Aim of the exercise: Check each line of the records below and collect those holding "quae".

Records shown:
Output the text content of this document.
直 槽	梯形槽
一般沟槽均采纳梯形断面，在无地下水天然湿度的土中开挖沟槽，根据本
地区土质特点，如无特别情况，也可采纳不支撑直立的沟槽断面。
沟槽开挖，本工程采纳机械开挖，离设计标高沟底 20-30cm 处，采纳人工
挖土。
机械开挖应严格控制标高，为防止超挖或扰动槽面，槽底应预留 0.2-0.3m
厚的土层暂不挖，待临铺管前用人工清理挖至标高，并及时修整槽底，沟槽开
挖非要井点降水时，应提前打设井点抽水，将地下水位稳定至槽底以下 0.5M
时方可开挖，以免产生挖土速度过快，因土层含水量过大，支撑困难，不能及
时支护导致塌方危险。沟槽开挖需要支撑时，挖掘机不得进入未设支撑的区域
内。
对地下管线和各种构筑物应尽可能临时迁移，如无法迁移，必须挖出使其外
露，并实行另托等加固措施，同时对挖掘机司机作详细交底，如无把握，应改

---

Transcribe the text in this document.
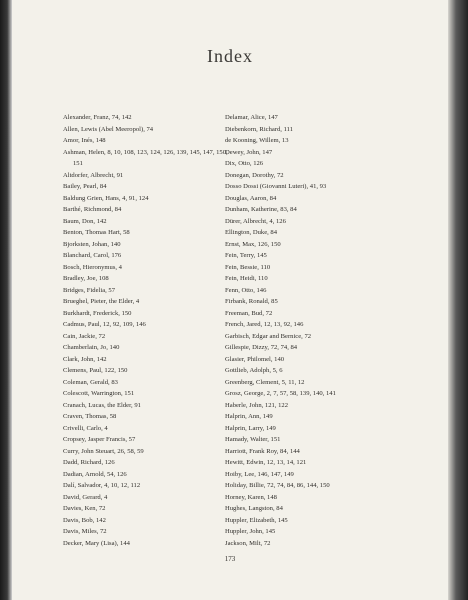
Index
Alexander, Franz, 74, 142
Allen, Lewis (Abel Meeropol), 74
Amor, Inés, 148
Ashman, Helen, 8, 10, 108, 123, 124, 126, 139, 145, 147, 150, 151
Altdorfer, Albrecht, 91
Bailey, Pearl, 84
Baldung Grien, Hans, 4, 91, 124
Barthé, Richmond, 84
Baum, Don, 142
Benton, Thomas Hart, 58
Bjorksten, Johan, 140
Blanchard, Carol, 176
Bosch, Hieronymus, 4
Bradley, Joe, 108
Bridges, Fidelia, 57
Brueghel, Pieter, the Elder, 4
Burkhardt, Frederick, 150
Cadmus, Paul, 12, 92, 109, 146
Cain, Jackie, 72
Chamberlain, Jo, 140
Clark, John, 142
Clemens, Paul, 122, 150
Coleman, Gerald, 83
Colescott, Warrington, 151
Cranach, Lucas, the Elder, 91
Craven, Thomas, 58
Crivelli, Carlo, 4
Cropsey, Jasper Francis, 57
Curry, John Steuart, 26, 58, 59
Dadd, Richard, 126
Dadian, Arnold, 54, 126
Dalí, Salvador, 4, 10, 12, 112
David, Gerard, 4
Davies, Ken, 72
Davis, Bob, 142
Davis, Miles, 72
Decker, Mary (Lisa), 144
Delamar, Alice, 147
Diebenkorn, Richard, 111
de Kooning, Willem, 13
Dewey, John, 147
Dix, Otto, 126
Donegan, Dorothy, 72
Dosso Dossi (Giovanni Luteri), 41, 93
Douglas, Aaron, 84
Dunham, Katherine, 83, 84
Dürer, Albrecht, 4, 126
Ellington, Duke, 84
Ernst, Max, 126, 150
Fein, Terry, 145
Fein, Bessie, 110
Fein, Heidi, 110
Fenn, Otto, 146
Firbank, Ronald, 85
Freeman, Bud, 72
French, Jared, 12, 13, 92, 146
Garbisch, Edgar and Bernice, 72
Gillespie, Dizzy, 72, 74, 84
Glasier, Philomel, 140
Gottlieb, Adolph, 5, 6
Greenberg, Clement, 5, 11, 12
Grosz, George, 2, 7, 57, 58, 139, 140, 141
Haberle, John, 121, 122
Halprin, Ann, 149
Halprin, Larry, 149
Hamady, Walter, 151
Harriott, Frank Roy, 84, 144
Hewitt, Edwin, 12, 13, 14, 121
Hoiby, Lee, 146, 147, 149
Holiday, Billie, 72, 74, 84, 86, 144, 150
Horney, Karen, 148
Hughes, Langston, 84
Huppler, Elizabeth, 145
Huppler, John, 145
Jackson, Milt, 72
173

* * *

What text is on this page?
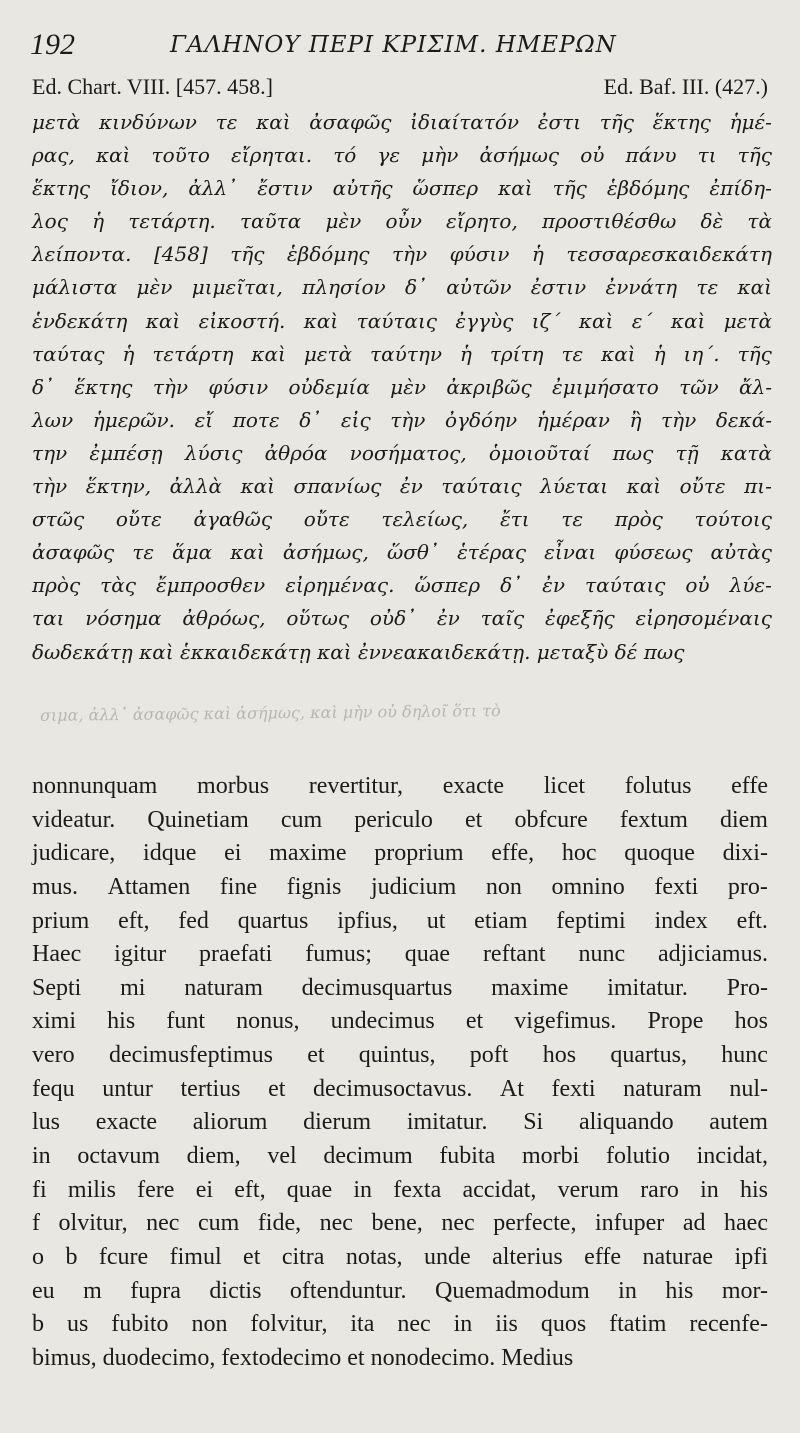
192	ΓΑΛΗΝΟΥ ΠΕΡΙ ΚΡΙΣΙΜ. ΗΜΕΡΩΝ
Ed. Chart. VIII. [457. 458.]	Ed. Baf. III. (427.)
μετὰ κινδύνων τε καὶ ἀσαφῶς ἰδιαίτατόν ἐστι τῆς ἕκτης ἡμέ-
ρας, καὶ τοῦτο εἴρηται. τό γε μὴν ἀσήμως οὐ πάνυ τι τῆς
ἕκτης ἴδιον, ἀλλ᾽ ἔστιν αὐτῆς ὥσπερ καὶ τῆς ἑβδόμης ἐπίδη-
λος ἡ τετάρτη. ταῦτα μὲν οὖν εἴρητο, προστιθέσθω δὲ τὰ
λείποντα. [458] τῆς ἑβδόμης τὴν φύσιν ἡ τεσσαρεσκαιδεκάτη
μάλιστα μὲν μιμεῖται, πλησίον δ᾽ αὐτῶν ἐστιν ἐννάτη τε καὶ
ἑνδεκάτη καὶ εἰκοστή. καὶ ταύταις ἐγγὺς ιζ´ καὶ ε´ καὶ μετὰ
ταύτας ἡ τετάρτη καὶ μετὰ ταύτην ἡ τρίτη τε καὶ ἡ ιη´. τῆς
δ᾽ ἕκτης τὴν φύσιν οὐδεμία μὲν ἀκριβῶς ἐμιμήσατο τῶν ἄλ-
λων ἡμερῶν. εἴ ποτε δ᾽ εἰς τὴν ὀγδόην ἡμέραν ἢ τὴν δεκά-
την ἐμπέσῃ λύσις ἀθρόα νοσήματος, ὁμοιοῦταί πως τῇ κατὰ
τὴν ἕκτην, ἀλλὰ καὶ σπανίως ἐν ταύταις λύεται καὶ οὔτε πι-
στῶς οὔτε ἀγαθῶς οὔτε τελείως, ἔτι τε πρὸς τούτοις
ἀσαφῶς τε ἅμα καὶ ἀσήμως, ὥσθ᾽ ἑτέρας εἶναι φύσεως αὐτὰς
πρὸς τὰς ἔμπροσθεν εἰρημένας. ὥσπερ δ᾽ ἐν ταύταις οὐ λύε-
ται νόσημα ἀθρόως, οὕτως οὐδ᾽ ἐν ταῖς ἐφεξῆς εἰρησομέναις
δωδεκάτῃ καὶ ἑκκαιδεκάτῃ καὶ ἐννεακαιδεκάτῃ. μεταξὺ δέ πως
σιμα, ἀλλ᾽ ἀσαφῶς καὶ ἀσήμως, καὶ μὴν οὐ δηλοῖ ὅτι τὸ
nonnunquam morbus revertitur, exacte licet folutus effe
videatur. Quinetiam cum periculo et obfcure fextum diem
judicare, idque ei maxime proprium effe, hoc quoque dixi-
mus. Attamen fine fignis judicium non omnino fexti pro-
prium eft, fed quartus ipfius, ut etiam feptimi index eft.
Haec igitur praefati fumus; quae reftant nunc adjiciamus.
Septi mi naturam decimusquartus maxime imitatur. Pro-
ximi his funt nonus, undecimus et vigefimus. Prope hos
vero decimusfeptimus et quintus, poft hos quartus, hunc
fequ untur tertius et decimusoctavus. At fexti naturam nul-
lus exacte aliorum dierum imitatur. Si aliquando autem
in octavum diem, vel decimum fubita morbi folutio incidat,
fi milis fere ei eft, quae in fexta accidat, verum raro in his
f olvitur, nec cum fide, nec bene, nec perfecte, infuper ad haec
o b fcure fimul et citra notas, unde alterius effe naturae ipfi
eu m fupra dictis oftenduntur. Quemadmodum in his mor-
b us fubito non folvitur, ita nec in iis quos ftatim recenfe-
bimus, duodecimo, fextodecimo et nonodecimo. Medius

Solution to the exercise:
Haec igitur praefati fumus; quae reftant nunc adjiciamus.
fi milis fere ei eft, quae in fexta accidat, verum raro in his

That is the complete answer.